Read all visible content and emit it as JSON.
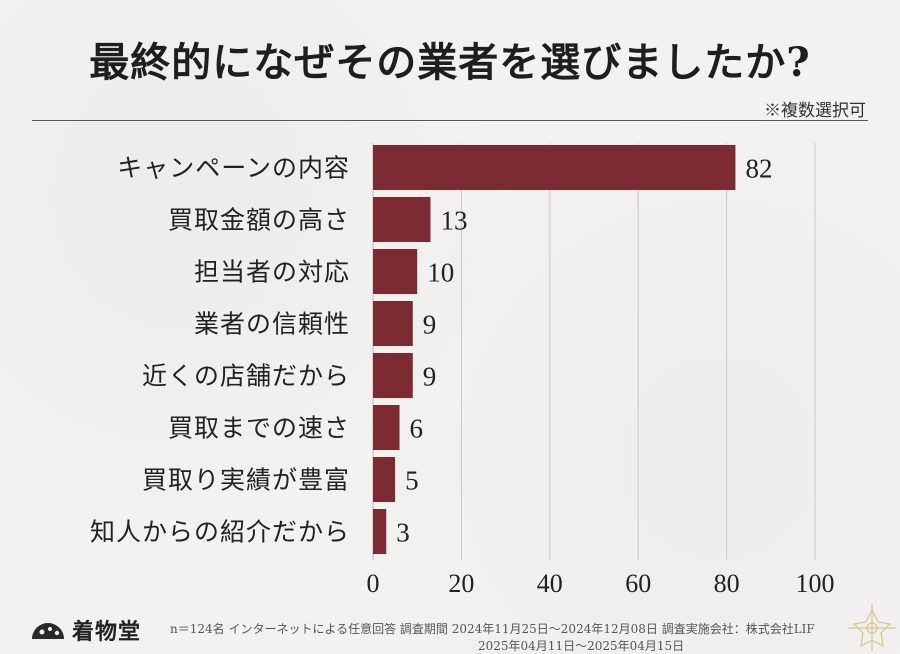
{
  "title": "最終的になぜその業者を選びましたか?",
  "note": "※複数選択可",
  "chart_data": {
    "type": "bar",
    "orientation": "horizontal",
    "categories": [
      "キャンペーンの内容",
      "買取金額の高さ",
      "担当者の対応",
      "業者の信頼性",
      "近くの店舗だから",
      "買取までの速さ",
      "買取り実績が豊富",
      "知人からの紹介だから"
    ],
    "values": [
      82,
      13,
      10,
      9,
      9,
      6,
      5,
      3
    ],
    "xlim": [
      0,
      100
    ],
    "xticks": [
      0,
      20,
      40,
      60,
      80,
      100
    ],
    "grid": "vertical",
    "bar_color": "#7b2b31"
  },
  "footer": {
    "logo_text": "着物堂",
    "line1": "n＝124名 インターネットによる任意回答 調査期間 2024年11月25日～2024年12月08日 調査実施会社：株式会社LIF",
    "line2": "2025年04月11日～2025年04月15日"
  }
}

+ + + +

◆ **To do**:
The pictures should not appear in the copy; every other part of the records above must be returned exactly.

◆ **Answer to this task**:
Read all visible content and emit it as JSON.
{
  "title": "最終的になぜその業者を選びましたか?",
  "note": "※複数選択可",
  "chart_data": {
    "type": "bar",
    "orientation": "horizontal",
    "categories": [
      "キャンペーンの内容",
      "買取金額の高さ",
      "担当者の対応",
      "業者の信頼性",
      "近くの店舗だから",
      "買取までの速さ",
      "買取り実績が豊富",
      "知人からの紹介だから"
    ],
    "values": [
      82,
      13,
      10,
      9,
      9,
      6,
      5,
      3
    ],
    "xlim": [
      0,
      100
    ],
    "xticks": [
      0,
      20,
      40,
      60,
      80,
      100
    ],
    "grid": "vertical",
    "bar_color": "#7b2b31"
  },
  "footer": {
    "logo_text": "着物堂",
    "line1": "n＝124名 インターネットによる任意回答 調査期間 2024年11月25日～2024年12月08日 調査実施会社：株式会社LIF",
    "line2": "2025年04月11日～2025年04月15日"
  }
}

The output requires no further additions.